• _EXERCISE DESCRIPTION_: Your task is to output all the records below, word for word.

[Extracted records]
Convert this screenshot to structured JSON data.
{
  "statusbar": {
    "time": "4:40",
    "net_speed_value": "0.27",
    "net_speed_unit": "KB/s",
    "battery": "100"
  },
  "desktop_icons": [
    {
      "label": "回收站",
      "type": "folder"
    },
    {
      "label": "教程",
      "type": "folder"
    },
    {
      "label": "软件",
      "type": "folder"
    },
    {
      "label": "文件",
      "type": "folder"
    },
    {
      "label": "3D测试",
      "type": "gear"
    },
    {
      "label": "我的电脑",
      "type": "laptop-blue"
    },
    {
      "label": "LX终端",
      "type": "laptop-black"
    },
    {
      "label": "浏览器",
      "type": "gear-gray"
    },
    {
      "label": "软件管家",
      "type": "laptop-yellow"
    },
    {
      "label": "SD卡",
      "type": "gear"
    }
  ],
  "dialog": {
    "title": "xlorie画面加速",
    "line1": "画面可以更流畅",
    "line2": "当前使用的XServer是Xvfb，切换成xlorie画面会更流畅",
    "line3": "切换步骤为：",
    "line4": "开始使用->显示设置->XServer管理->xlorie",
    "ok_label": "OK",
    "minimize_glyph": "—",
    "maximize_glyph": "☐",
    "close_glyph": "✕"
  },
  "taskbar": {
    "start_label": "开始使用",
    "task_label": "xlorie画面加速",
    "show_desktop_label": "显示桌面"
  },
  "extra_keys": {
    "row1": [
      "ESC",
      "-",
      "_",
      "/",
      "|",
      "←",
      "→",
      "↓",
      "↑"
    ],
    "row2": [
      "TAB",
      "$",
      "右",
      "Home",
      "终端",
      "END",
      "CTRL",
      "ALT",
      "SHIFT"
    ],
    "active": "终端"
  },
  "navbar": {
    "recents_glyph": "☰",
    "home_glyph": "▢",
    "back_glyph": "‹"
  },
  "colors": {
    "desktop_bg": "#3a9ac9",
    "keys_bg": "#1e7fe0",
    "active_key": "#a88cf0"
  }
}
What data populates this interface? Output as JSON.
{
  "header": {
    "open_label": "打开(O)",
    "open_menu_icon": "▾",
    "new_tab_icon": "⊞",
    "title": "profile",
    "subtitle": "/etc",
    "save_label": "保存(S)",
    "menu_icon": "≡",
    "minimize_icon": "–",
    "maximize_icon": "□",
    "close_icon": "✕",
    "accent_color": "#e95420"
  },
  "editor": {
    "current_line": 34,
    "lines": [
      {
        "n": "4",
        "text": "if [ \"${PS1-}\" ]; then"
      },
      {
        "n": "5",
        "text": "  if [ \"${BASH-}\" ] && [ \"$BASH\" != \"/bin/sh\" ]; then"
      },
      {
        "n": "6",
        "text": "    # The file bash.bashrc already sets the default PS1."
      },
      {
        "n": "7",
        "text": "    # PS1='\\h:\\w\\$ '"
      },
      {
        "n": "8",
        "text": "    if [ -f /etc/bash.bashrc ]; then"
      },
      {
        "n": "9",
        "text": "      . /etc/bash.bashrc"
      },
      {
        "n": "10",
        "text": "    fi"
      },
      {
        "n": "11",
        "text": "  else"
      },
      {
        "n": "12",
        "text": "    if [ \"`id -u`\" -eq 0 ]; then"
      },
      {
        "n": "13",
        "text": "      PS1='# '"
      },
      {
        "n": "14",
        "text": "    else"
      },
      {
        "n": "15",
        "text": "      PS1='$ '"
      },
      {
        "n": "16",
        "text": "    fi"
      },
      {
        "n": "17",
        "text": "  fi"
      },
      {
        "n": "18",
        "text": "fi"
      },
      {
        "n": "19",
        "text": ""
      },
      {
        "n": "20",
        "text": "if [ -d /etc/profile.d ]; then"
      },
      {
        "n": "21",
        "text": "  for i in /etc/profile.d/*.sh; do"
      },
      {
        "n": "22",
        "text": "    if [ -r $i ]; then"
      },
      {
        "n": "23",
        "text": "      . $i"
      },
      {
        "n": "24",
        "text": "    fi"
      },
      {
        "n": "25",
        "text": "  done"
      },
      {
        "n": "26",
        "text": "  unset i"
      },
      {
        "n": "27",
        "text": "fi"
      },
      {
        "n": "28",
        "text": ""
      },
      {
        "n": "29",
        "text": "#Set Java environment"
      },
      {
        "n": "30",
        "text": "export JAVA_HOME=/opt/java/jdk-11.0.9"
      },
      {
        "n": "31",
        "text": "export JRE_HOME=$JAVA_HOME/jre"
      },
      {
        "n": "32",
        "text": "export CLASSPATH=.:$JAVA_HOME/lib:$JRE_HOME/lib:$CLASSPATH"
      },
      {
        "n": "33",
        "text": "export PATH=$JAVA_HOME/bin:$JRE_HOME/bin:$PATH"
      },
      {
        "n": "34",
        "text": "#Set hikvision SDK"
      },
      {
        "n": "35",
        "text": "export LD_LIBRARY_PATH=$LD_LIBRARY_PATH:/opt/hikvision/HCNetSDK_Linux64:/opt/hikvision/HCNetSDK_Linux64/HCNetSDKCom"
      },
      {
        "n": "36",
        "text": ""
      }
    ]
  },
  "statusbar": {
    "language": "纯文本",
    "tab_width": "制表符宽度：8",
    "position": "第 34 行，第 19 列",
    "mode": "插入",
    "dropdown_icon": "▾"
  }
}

• _FINISHED TASK_:
Convert this screenshot to structured JSON data.
{
  "statusbar": {
    "time": "4:40",
    "net_speed_value": "0.27",
    "net_speed_unit": "KB/s",
    "battery": "100"
  },
  "desktop_icons": [
    {
      "label": "回收站",
      "type": "folder"
    },
    {
      "label": "教程",
      "type": "folder"
    },
    {
      "label": "软件",
      "type": "folder"
    },
    {
      "label": "文件",
      "type": "folder"
    },
    {
      "label": "3D测试",
      "type": "gear"
    },
    {
      "label": "我的电脑",
      "type": "laptop-blue"
    },
    {
      "label": "LX终端",
      "type": "laptop-black"
    },
    {
      "label": "浏览器",
      "type": "gear-gray"
    },
    {
      "label": "软件管家",
      "type": "laptop-yellow"
    },
    {
      "label": "SD卡",
      "type": "gear"
    }
  ],
  "dialog": {
    "title": "xlorie画面加速",
    "line1": "画面可以更流畅",
    "line2": "当前使用的XServer是Xvfb，切换成xlorie画面会更流畅",
    "line3": "切换步骤为：",
    "line4": "开始使用->显示设置->XServer管理->xlorie",
    "ok_label": "OK",
    "minimize_glyph": "—",
    "maximize_glyph": "☐",
    "close_glyph": "✕"
  },
  "taskbar": {
    "start_label": "开始使用",
    "task_label": "xlorie画面加速",
    "show_desktop_label": "显示桌面"
  },
  "extra_keys": {
    "row1": [
      "ESC",
      "-",
      "_",
      "/",
      "|",
      "←",
      "→",
      "↓",
      "↑"
    ],
    "row2": [
      "TAB",
      "$",
      "右",
      "Home",
      "终端",
      "END",
      "CTRL",
      "ALT",
      "SHIFT"
    ],
    "active": "终端"
  },
  "navbar": {
    "recents_glyph": "☰",
    "home_glyph": "▢",
    "back_glyph": "‹"
  },
  "colors": {
    "desktop_bg": "#3a9ac9",
    "keys_bg": "#1e7fe0",
    "active_key": "#a88cf0"
  }
}
What data populates this interface? Output as JSON.
{
  "header": {
    "open_label": "打开(O)",
    "open_menu_icon": "▾",
    "new_tab_icon": "⊞",
    "title": "profile",
    "subtitle": "/etc",
    "save_label": "保存(S)",
    "menu_icon": "≡",
    "minimize_icon": "–",
    "maximize_icon": "□",
    "close_icon": "✕",
    "accent_color": "#e95420"
  },
  "editor": {
    "current_line": 34,
    "lines": [
      {
        "n": "4",
        "text": "if [ \"${PS1-}\" ]; then"
      },
      {
        "n": "5",
        "text": "  if [ \"${BASH-}\" ] && [ \"$BASH\" != \"/bin/sh\" ]; then"
      },
      {
        "n": "6",
        "text": "    # The file bash.bashrc already sets the default PS1."
      },
      {
        "n": "7",
        "text": "    # PS1='\\h:\\w\\$ '"
      },
      {
        "n": "8",
        "text": "    if [ -f /etc/bash.bashrc ]; then"
      },
      {
        "n": "9",
        "text": "      . /etc/bash.bashrc"
      },
      {
        "n": "10",
        "text": "    fi"
      },
      {
        "n": "11",
        "text": "  else"
      },
      {
        "n": "12",
        "text": "    if [ \"`id -u`\" -eq 0 ]; then"
      },
      {
        "n": "13",
        "text": "      PS1='# '"
      },
      {
        "n": "14",
        "text": "    else"
      },
      {
        "n": "15",
        "text": "      PS1='$ '"
      },
      {
        "n": "16",
        "text": "    fi"
      },
      {
        "n": "17",
        "text": "  fi"
      },
      {
        "n": "18",
        "text": "fi"
      },
      {
        "n": "19",
        "text": ""
      },
      {
        "n": "20",
        "text": "if [ -d /etc/profile.d ]; then"
      },
      {
        "n": "21",
        "text": "  for i in /etc/profile.d/*.sh; do"
      },
      {
        "n": "22",
        "text": "    if [ -r $i ]; then"
      },
      {
        "n": "23",
        "text": "      . $i"
      },
      {
        "n": "24",
        "text": "    fi"
      },
      {
        "n": "25",
        "text": "  done"
      },
      {
        "n": "26",
        "text": "  unset i"
      },
      {
        "n": "27",
        "text": "fi"
      },
      {
        "n": "28",
        "text": ""
      },
      {
        "n": "29",
        "text": "#Set Java environment"
      },
      {
        "n": "30",
        "text": "export JAVA_HOME=/opt/java/jdk-11.0.9"
      },
      {
        "n": "31",
        "text": "export JRE_HOME=$JAVA_HOME/jre"
      },
      {
        "n": "32",
        "text": "export CLASSPATH=.:$JAVA_HOME/lib:$JRE_HOME/lib:$CLASSPATH"
      },
      {
        "n": "33",
        "text": "export PATH=$JAVA_HOME/bin:$JRE_HOME/bin:$PATH"
      },
      {
        "n": "34",
        "text": "#Set hikvision SDK"
      },
      {
        "n": "35",
        "text": "export LD_LIBRARY_PATH=$LD_LIBRARY_PATH:/opt/hikvision/HCNetSDK_Linux64:/opt/hikvision/HCNetSDK_Linux64/HCNetSDKCom"
      },
      {
        "n": "36",
        "text": ""
      }
    ]
  },
  "statusbar": {
    "language": "纯文本",
    "tab_width": "制表符宽度：8",
    "position": "第 34 行，第 19 列",
    "mode": "插入",
    "dropdown_icon": "▾"
  }
}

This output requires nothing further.